The exercise: Look through the material below. Copy each line that contains the string "viselkedése".

(Dataset entries)

** Begin **

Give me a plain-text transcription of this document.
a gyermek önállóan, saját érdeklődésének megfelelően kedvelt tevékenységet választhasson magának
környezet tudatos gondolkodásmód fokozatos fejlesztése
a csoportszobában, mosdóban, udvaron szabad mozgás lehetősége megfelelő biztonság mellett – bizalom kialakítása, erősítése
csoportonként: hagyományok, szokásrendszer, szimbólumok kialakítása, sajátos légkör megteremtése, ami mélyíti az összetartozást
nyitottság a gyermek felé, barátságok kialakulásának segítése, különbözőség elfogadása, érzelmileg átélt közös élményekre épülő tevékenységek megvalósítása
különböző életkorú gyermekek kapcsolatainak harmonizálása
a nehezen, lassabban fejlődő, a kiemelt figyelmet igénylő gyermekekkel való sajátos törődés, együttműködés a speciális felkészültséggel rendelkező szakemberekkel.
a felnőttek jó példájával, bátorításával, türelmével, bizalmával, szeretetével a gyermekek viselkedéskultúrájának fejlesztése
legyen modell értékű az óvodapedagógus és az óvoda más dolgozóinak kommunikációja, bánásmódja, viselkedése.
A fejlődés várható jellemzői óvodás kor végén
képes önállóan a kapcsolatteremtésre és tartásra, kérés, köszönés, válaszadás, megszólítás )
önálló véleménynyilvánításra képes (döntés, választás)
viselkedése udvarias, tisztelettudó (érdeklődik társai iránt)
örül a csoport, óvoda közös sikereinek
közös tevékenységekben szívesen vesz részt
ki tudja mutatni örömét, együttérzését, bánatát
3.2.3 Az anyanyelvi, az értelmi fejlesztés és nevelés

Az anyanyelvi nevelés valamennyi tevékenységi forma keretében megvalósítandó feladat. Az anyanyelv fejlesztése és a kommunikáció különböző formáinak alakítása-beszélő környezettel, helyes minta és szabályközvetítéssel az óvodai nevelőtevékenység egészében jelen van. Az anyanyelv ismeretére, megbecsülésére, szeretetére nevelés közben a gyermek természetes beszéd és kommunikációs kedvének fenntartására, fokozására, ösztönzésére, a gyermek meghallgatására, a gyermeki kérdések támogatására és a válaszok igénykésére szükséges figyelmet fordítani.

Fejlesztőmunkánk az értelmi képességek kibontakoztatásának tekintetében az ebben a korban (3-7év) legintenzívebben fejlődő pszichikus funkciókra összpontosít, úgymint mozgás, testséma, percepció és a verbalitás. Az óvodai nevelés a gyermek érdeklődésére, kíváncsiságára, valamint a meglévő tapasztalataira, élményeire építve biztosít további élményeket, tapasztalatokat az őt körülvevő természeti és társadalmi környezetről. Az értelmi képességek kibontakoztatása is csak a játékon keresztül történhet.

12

** End **

Reply:
legyen modell értékű az óvodapedagógus és az óvoda más dolgozóinak kommunikációja, bánásmódja, viselkedése.
viselkedése udvarias, tisztelettudó (érdeklődik társai iránt)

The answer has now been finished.